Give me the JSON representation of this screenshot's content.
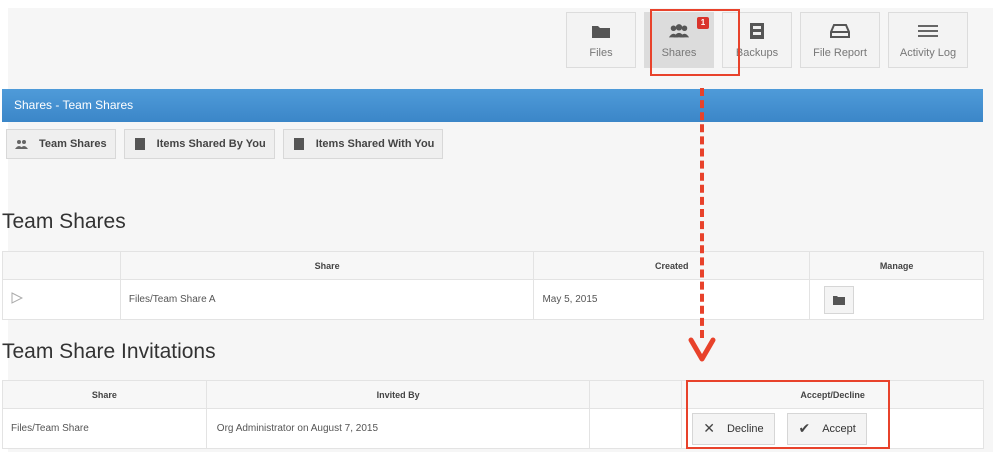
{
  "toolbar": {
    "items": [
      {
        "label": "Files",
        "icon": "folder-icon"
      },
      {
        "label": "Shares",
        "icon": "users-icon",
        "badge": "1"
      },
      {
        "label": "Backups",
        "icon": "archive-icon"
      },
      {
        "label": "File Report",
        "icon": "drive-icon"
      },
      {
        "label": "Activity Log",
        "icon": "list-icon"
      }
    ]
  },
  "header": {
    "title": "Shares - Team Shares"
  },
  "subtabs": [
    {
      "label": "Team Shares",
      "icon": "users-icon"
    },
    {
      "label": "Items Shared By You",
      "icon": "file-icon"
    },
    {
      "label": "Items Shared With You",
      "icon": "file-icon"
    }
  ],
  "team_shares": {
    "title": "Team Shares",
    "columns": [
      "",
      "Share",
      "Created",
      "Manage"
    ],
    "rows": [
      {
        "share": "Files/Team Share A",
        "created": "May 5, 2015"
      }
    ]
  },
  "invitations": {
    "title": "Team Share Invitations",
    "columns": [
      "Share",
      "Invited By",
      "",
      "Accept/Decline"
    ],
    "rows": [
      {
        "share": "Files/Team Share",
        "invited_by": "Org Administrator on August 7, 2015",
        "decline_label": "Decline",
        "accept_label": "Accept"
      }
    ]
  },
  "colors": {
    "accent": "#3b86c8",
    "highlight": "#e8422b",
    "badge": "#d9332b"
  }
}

● ● ● ●

## Task requirements
Transcribe the records above exactly as they appear, leaving out any pictures.

## Reply to the exercise
Give me the JSON representation of this screenshot's content.
{
  "toolbar": {
    "items": [
      {
        "label": "Files",
        "icon": "folder-icon"
      },
      {
        "label": "Shares",
        "icon": "users-icon",
        "badge": "1"
      },
      {
        "label": "Backups",
        "icon": "archive-icon"
      },
      {
        "label": "File Report",
        "icon": "drive-icon"
      },
      {
        "label": "Activity Log",
        "icon": "list-icon"
      }
    ]
  },
  "header": {
    "title": "Shares - Team Shares"
  },
  "subtabs": [
    {
      "label": "Team Shares",
      "icon": "users-icon"
    },
    {
      "label": "Items Shared By You",
      "icon": "file-icon"
    },
    {
      "label": "Items Shared With You",
      "icon": "file-icon"
    }
  ],
  "team_shares": {
    "title": "Team Shares",
    "columns": [
      "",
      "Share",
      "Created",
      "Manage"
    ],
    "rows": [
      {
        "share": "Files/Team Share A",
        "created": "May 5, 2015"
      }
    ]
  },
  "invitations": {
    "title": "Team Share Invitations",
    "columns": [
      "Share",
      "Invited By",
      "",
      "Accept/Decline"
    ],
    "rows": [
      {
        "share": "Files/Team Share",
        "invited_by": "Org Administrator on August 7, 2015",
        "decline_label": "Decline",
        "accept_label": "Accept"
      }
    ]
  },
  "colors": {
    "accent": "#3b86c8",
    "highlight": "#e8422b",
    "badge": "#d9332b"
  }
}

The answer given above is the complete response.